## Description of the task
Using the records provided below, locate and copy each line that contains the word "role".
>> begin Input material
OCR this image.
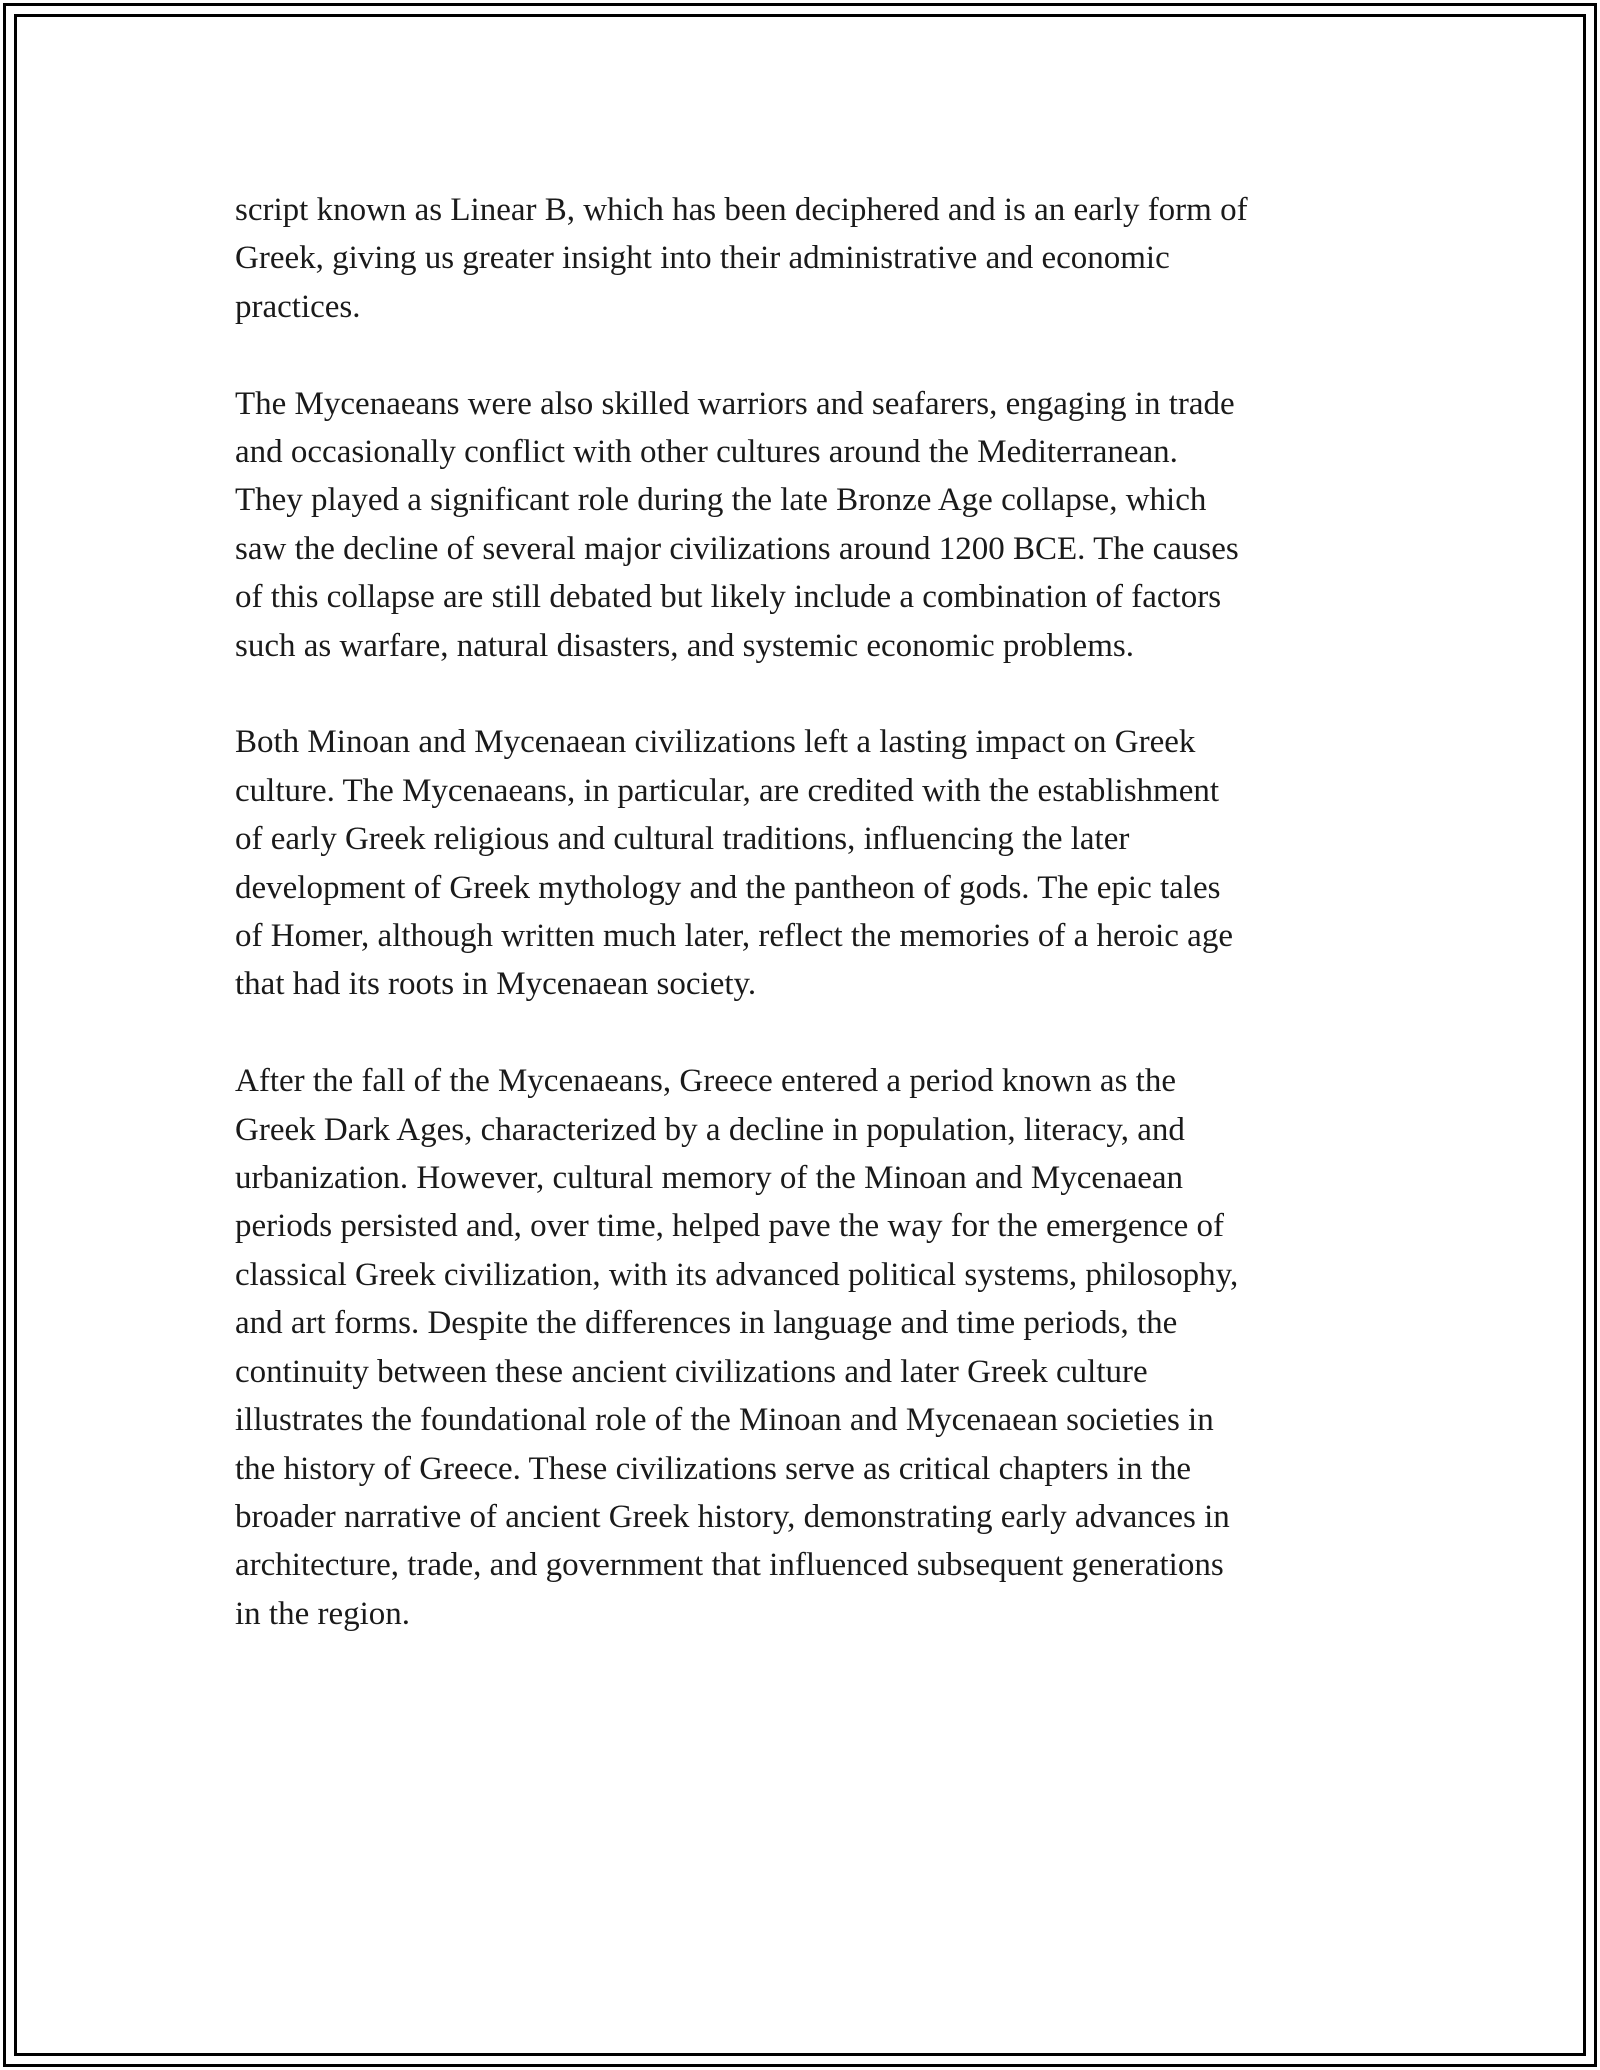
script known as Linear B, which has been deciphered and is an early form of
Greek, giving us greater insight into their administrative and economic
practices.

The Mycenaeans were also skilled warriors and seafarers, engaging in trade
and occasionally conflict with other cultures around the Mediterranean.
They played a significant role during the late Bronze Age collapse, which
saw the decline of several major civilizations around 1200 BCE. The causes
of this collapse are still debated but likely include a combination of factors
such as warfare, natural disasters, and systemic economic problems.

Both Minoan and Mycenaean civilizations left a lasting impact on Greek
culture. The Mycenaeans, in particular, are credited with the establishment
of early Greek religious and cultural traditions, influencing the later
development of Greek mythology and the pantheon of gods. The epic tales
of Homer, although written much later, reflect the memories of a heroic age
that had its roots in Mycenaean society.

After the fall of the Mycenaeans, Greece entered a period known as the
Greek Dark Ages, characterized by a decline in population, literacy, and
urbanization. However, cultural memory of the Minoan and Mycenaean
periods persisted and, over time, helped pave the way for the emergence of
classical Greek civilization, with its advanced political systems, philosophy,
and art forms. Despite the differences in language and time periods, the
continuity between these ancient civilizations and later Greek culture
illustrates the foundational role of the Minoan and Mycenaean societies in
the history of Greece. These civilizations serve as critical chapters in the
broader narrative of ancient Greek history, demonstrating early advances in
architecture, trade, and government that influenced subsequent generations
in the region.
>> end Input material
## Task output
They played a significant role during the late Bronze Age collapse, which
illustrates the foundational role of the Minoan and Mycenaean societies in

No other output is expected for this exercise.